- YOUR ASSIGNMENT
Exact copy, no pictures: return all the data below as written.

[Records excerpted from a collection]
****************************************

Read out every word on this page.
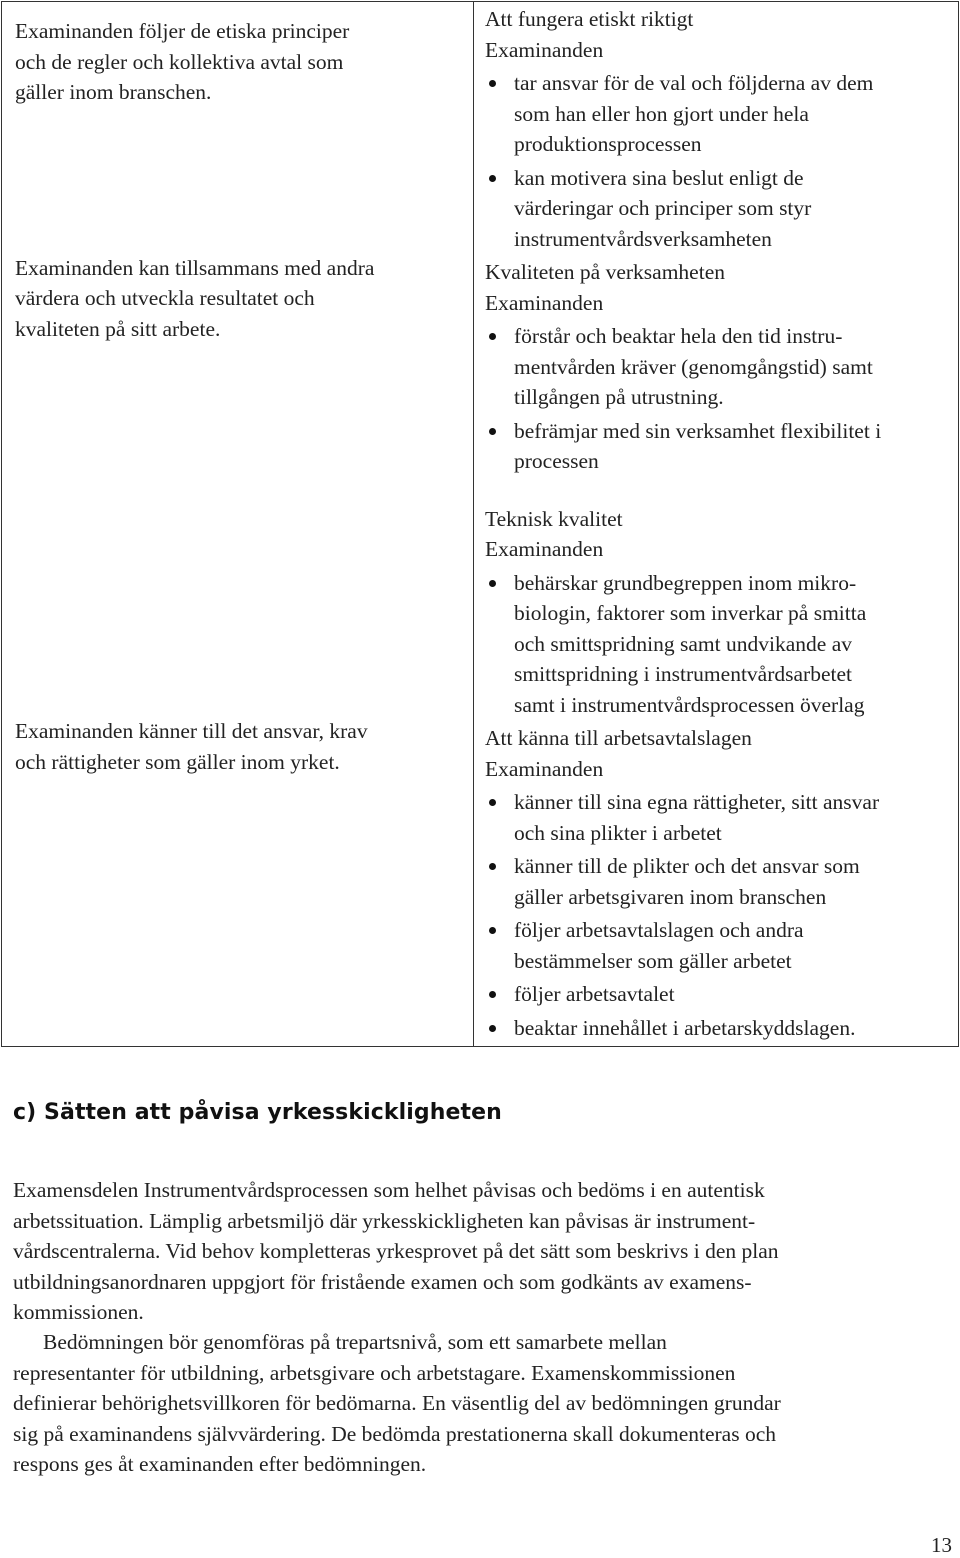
Examinanden följer de etiska principer
och de regler och kollektiva avtal som
gäller inom branschen.
Examinanden kan tillsammans med andra
värdera och utveckla resultatet och
kvaliteten på sitt arbete.
Examinanden känner till det ansvar, krav
och rättigheter som gäller inom yrket.

Att fungera etiskt riktigt
Examinanden
tar ansvar för de val och följderna av dem
som han eller hon gjort under hela
produktionsprocessen
kan motivera sina beslut enligt de
värderingar och principer som styr
instrumentvårdsverksamheten
Kvaliteten på verksamheten
Examinanden
förstår och beaktar hela den tid instru-
mentvården kräver (genomgångstid) samt
tillgången på utrustning.
befrämjar med sin verksamhet flexibilitet i
processen
Teknisk kvalitet
Examinanden
behärskar grundbegreppen inom mikro-
biologin, faktorer som inverkar på smitta
och smittspridning samt undvikande av
smittspridning i instrumentvårdsarbetet
samt i instrumentvårdsprocessen överlag
Att känna till arbetsavtalslagen
Examinanden
känner till sina egna rättigheter, sitt ansvar
och sina plikter i arbetet
känner till de plikter och det ansvar som
gäller arbetsgivaren inom branschen
följer arbetsavtalslagen och andra
bestämmelser som gäller arbetet
följer arbetsavtalet
beaktar innehållet i arbetarskyddslagen.
c) Sätten att påvisa yrkesskickligheten
Examensdelen Instrumentvårdsprocessen som helhet påvisas och bedöms i en autentisk
arbetssituation. Lämplig arbetsmiljö där yrkesskickligheten kan påvisas är instrument-
vårdscentralerna. Vid behov kompletteras yrkesprovet på det sätt som beskrivs i den plan
utbildningsanordnaren uppgjort för fristående examen och som godkänts av examens-
kommissionen.
Bedömningen bör genomföras på trepartsnivå, som ett samarbete mellan
representanter för utbildning, arbetsgivare och arbetstagare. Examenskommissionen
definierar behörighetsvillkoren för bedömarna. En väsentlig del av bedömningen grundar
sig på examinandens självvärdering. De bedömda prestationerna skall dokumenteras och
respons ges åt examinanden efter bedömningen.
13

****************************************

- ANSWER TO THE PROBLEM
Read out every word on this page.
Examinanden följer de etiska principer
och de regler och kollektiva avtal som
gäller inom branschen.
Examinanden kan tillsammans med andra
värdera och utveckla resultatet och
kvaliteten på sitt arbete.
Examinanden känner till det ansvar, krav
och rättigheter som gäller inom yrket.

Att fungera etiskt riktigt
Examinanden
tar ansvar för de val och följderna av dem
som han eller hon gjort under hela
produktionsprocessen
kan motivera sina beslut enligt de
värderingar och principer som styr
instrumentvårdsverksamheten
Kvaliteten på verksamheten
Examinanden
förstår och beaktar hela den tid instru-
mentvården kräver (genomgångstid) samt
tillgången på utrustning.
befrämjar med sin verksamhet flexibilitet i
processen
Teknisk kvalitet
Examinanden
behärskar grundbegreppen inom mikro-
biologin, faktorer som inverkar på smitta
och smittspridning samt undvikande av
smittspridning i instrumentvårdsarbetet
samt i instrumentvårdsprocessen överlag
Att känna till arbetsavtalslagen
Examinanden
känner till sina egna rättigheter, sitt ansvar
och sina plikter i arbetet
känner till de plikter och det ansvar som
gäller arbetsgivaren inom branschen
följer arbetsavtalslagen och andra
bestämmelser som gäller arbetet
följer arbetsavtalet
beaktar innehållet i arbetarskyddslagen.
c) Sätten att påvisa yrkesskickligheten
Examensdelen Instrumentvårdsprocessen som helhet påvisas och bedöms i en autentisk
arbetssituation. Lämplig arbetsmiljö där yrkesskickligheten kan påvisas är instrument-
vårdscentralerna. Vid behov kompletteras yrkesprovet på det sätt som beskrivs i den plan
utbildningsanordnaren uppgjort för fristående examen och som godkänts av examens-
kommissionen.
Bedömningen bör genomföras på trepartsnivå, som ett samarbete mellan
representanter för utbildning, arbetsgivare och arbetstagare. Examenskommissionen
definierar behörighetsvillkoren för bedömarna. En väsentlig del av bedömningen grundar
sig på examinandens självvärdering. De bedömda prestationerna skall dokumenteras och
respons ges åt examinanden efter bedömningen.
13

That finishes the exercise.